((
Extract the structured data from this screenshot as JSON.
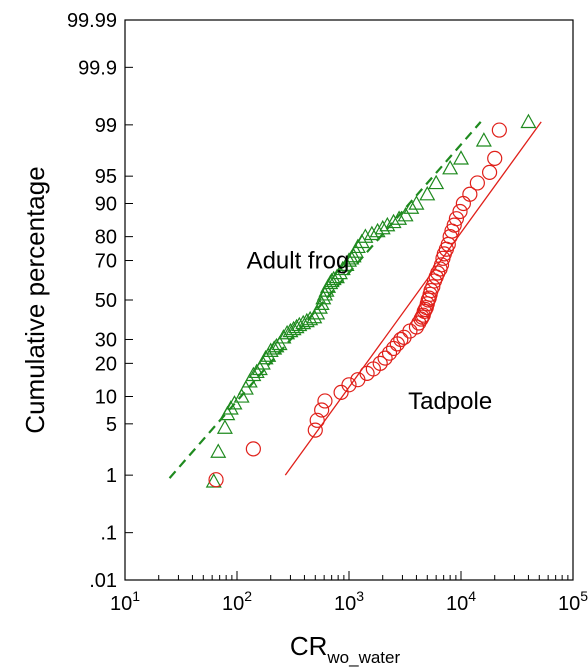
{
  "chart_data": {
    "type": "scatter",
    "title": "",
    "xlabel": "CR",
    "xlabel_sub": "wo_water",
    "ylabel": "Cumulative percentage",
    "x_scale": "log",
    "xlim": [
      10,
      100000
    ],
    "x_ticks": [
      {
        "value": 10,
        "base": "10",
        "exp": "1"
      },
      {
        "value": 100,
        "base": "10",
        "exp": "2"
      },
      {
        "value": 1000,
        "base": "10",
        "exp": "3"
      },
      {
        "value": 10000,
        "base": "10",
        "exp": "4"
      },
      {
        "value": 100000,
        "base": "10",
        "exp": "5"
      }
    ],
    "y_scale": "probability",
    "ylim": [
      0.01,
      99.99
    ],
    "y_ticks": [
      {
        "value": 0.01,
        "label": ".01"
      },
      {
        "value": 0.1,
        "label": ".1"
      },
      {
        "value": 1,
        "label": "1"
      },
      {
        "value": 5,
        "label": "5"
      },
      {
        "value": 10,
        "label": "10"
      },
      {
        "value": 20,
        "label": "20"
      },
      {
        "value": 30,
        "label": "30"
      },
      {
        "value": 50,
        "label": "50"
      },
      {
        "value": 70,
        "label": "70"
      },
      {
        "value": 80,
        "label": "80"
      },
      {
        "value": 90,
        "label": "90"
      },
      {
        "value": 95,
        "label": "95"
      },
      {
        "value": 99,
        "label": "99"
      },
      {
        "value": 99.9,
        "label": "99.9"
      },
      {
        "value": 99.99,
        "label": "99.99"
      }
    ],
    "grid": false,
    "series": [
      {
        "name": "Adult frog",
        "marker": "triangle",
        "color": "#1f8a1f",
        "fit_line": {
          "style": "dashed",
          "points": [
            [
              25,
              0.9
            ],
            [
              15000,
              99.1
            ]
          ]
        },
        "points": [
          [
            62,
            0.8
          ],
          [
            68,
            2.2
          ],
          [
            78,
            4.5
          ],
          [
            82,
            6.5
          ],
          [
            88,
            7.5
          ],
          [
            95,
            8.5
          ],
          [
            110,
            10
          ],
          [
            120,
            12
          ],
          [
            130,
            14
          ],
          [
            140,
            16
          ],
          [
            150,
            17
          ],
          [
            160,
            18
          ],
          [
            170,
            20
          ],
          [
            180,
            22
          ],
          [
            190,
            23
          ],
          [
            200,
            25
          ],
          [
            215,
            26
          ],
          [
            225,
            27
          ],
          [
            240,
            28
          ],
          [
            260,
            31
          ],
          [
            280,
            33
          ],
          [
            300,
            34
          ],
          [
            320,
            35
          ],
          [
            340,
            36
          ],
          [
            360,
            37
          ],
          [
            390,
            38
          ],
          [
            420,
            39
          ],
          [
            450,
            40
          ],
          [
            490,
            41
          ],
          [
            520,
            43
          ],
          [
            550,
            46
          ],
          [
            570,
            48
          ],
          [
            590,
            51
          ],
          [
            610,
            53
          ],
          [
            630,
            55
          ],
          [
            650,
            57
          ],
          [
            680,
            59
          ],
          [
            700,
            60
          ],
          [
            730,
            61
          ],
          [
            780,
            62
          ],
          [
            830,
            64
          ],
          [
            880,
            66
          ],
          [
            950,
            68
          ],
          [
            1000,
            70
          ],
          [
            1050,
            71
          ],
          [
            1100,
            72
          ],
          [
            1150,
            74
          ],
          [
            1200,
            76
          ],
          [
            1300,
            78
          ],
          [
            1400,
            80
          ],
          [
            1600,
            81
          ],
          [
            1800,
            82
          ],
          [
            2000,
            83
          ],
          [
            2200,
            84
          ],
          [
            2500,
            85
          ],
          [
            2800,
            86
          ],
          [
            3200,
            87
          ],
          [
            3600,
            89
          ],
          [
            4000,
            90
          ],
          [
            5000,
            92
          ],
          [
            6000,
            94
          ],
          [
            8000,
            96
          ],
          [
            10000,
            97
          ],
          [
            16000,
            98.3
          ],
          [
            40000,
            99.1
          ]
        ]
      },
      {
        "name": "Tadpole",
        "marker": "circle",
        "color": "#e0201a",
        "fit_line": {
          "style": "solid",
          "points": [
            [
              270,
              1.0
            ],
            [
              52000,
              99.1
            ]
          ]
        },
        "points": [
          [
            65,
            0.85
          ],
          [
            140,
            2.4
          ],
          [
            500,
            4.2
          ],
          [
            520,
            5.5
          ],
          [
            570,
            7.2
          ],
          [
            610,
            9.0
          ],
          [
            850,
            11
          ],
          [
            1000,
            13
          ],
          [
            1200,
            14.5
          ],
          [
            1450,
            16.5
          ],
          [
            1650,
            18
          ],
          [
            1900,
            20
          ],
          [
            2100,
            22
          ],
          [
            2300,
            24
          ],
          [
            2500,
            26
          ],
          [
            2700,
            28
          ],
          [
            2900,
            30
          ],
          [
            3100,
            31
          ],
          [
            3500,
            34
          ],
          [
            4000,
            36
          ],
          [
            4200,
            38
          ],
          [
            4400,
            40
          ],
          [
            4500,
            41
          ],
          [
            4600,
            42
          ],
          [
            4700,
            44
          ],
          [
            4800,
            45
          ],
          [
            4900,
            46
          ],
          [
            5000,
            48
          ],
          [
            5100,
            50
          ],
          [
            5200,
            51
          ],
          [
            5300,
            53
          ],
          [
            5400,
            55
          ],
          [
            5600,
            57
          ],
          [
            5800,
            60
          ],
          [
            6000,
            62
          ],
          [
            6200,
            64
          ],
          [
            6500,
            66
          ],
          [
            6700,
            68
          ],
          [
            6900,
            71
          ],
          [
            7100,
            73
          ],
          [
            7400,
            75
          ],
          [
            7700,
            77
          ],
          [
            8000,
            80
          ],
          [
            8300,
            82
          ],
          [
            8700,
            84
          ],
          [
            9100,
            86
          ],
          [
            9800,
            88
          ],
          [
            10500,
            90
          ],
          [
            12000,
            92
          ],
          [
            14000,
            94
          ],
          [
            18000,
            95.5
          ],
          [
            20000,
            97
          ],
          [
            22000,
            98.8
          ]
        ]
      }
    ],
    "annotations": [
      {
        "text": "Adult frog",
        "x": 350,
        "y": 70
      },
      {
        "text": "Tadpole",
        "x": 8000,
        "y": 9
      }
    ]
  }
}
))
((
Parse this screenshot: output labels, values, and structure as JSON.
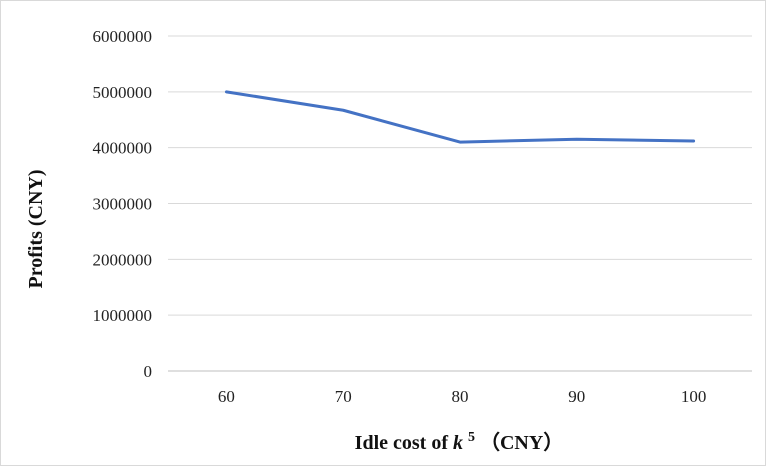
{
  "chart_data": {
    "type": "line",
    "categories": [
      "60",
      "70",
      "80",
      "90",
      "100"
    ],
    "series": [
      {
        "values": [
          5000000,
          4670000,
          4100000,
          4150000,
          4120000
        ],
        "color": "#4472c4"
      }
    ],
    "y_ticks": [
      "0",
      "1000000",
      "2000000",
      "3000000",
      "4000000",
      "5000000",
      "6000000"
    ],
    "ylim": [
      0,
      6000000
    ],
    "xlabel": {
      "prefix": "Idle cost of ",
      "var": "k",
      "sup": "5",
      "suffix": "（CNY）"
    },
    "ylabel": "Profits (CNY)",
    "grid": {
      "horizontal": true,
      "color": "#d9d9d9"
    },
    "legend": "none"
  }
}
))
• [Direction]: Pick out the lines containing the string "values".

• [Task output]:
Parse this screenshot: output labels, values, and structure as JSON.
        "values": [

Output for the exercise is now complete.